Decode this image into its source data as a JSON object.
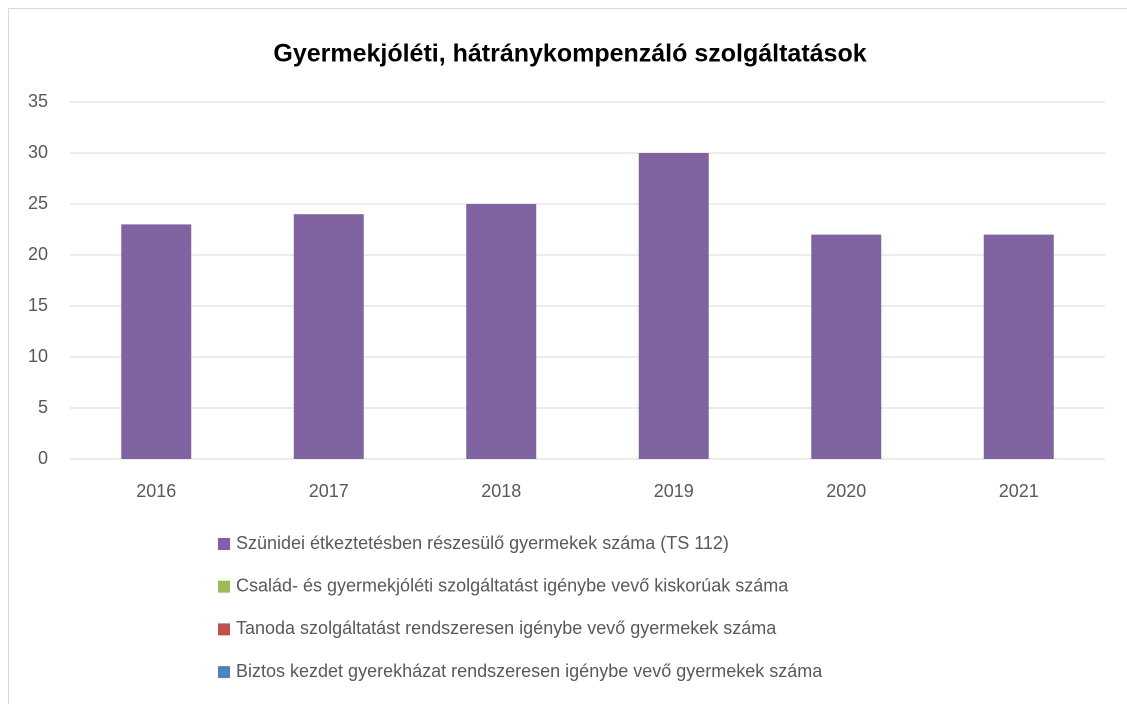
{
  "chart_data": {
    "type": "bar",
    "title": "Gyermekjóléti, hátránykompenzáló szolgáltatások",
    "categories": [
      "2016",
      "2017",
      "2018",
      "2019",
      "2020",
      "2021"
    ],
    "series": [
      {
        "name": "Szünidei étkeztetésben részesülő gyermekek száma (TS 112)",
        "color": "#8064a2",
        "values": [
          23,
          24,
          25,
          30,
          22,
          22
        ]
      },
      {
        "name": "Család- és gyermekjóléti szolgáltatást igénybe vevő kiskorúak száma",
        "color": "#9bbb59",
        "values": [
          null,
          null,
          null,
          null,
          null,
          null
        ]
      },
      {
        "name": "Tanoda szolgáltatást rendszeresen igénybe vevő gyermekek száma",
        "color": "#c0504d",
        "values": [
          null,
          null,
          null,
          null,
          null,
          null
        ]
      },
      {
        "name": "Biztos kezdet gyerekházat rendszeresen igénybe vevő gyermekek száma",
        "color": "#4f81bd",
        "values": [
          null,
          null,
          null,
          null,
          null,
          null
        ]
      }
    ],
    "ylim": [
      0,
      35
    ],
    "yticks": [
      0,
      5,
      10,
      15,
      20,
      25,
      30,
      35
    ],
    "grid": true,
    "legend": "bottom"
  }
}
* * *
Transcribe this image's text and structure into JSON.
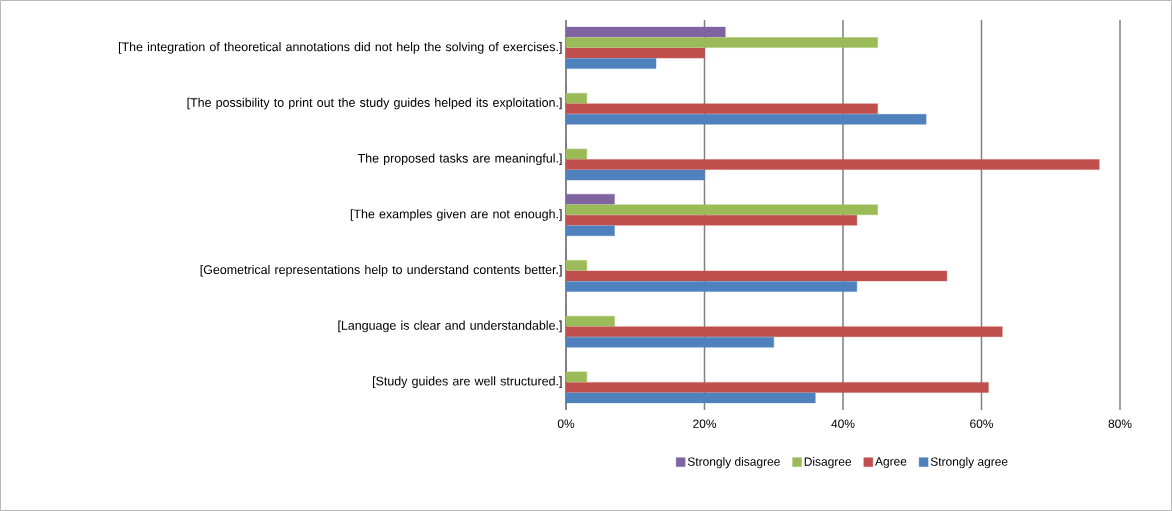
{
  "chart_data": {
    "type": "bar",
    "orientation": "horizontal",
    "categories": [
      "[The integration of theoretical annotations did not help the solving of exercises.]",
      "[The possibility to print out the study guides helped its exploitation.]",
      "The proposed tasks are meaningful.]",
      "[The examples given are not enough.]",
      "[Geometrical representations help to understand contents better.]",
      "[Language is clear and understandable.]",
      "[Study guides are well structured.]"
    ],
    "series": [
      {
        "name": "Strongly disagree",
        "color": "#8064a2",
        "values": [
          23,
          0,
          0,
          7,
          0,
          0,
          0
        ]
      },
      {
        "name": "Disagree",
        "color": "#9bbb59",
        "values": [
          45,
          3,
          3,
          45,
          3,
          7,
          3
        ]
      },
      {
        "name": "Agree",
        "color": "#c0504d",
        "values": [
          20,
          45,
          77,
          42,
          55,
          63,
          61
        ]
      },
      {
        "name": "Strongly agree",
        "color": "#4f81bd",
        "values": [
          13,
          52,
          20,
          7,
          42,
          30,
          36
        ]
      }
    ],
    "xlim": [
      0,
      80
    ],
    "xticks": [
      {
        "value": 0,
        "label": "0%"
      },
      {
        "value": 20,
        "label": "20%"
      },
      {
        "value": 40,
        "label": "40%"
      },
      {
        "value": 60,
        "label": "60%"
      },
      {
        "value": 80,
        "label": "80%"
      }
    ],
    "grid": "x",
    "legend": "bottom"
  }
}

Work to do => Identify each line of the material where the word "into" shows up, and copy it.

Final result =>
Decode this image into its source data as a JSON object.
Transcribe this image's text and structure into JSON.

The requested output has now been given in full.